Dataset records:
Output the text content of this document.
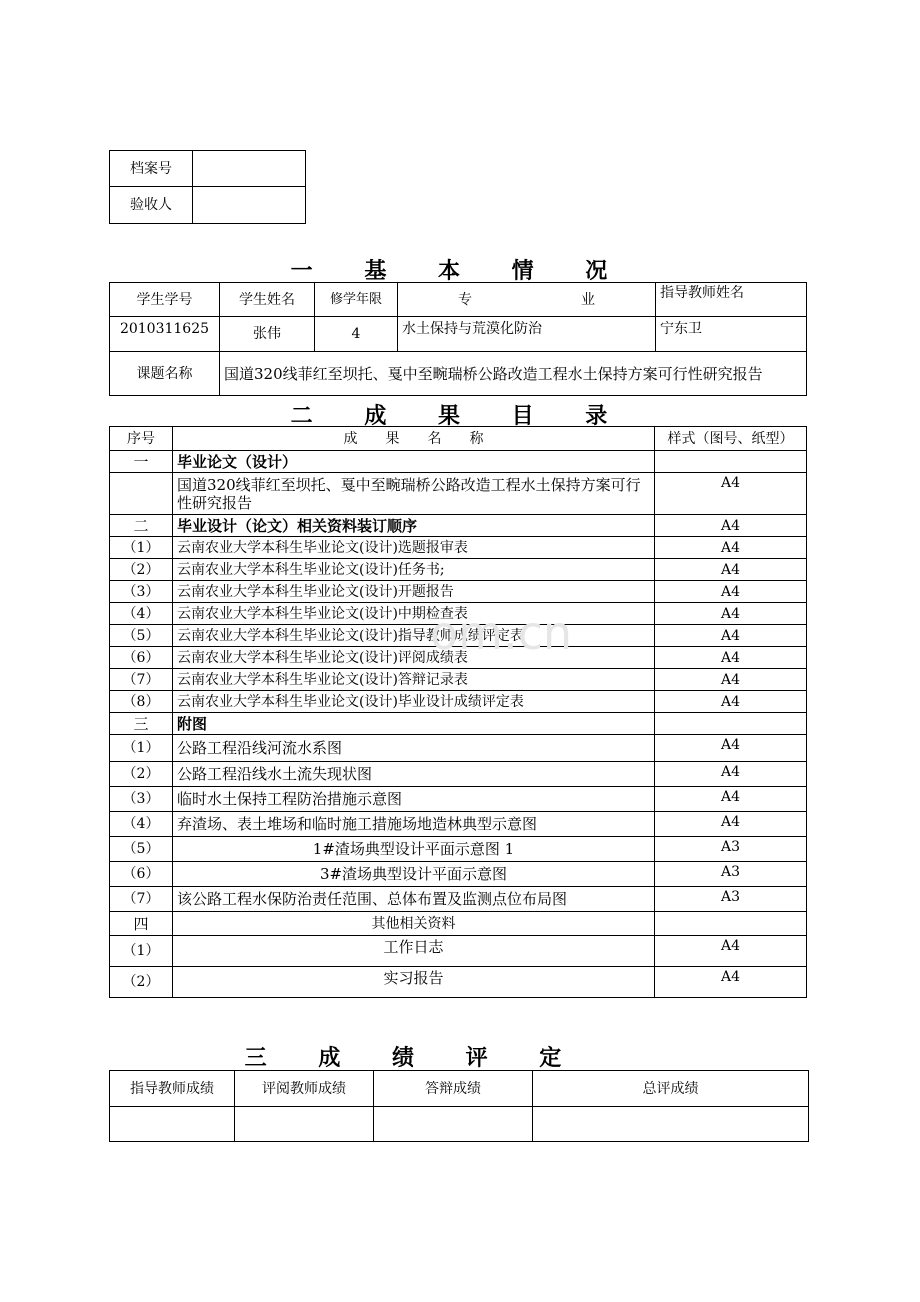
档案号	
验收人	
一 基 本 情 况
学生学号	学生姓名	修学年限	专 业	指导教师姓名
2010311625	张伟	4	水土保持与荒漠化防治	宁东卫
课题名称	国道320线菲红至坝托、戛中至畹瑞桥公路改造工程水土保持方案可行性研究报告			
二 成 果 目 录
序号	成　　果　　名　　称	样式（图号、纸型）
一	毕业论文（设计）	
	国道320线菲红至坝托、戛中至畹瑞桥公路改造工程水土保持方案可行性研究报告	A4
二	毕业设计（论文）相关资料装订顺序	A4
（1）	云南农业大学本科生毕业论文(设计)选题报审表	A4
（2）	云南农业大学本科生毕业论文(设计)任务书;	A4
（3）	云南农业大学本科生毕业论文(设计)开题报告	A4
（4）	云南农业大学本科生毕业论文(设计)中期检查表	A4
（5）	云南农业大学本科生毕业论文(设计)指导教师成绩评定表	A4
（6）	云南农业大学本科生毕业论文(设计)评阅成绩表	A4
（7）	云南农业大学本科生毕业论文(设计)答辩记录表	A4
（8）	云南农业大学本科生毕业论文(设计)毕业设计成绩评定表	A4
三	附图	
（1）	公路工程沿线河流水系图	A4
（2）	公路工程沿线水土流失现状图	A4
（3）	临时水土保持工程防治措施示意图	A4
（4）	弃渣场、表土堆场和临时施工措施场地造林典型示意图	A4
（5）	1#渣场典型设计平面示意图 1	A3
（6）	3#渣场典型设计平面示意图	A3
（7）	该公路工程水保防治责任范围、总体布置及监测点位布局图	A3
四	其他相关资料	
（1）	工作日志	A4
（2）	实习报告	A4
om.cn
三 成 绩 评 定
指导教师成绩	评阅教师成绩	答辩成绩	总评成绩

Exercise:
Extract the full listing exactly, with the pictures left out.

Final result:
Output the text content of this document.
档案号	
验收人	
一 基 本 情 况
学生学号	学生姓名	修学年限	专 业	指导教师姓名
2010311625	张伟	4	水土保持与荒漠化防治	宁东卫
课题名称	国道320线菲红至坝托、戛中至畹瑞桥公路改造工程水土保持方案可行性研究报告			
二 成 果 目 录
序号	成　　果　　名　　称	样式（图号、纸型）
一	毕业论文（设计）	
	国道320线菲红至坝托、戛中至畹瑞桥公路改造工程水土保持方案可行性研究报告	A4
二	毕业设计（论文）相关资料装订顺序	A4
（1）	云南农业大学本科生毕业论文(设计)选题报审表	A4
（2）	云南农业大学本科生毕业论文(设计)任务书;	A4
（3）	云南农业大学本科生毕业论文(设计)开题报告	A4
（4）	云南农业大学本科生毕业论文(设计)中期检查表	A4
（5）	云南农业大学本科生毕业论文(设计)指导教师成绩评定表	A4
（6）	云南农业大学本科生毕业论文(设计)评阅成绩表	A4
（7）	云南农业大学本科生毕业论文(设计)答辩记录表	A4
（8）	云南农业大学本科生毕业论文(设计)毕业设计成绩评定表	A4
三	附图	
（1）	公路工程沿线河流水系图	A4
（2）	公路工程沿线水土流失现状图	A4
（3）	临时水土保持工程防治措施示意图	A4
（4）	弃渣场、表土堆场和临时施工措施场地造林典型示意图	A4
（5）	1#渣场典型设计平面示意图 1	A3
（6）	3#渣场典型设计平面示意图	A3
（7）	该公路工程水保防治责任范围、总体布置及监测点位布局图	A3
四	其他相关资料	
（1）	工作日志	A4
（2）	实习报告	A4
om.cn
三 成 绩 评 定
指导教师成绩	评阅教师成绩	答辩成绩	总评成绩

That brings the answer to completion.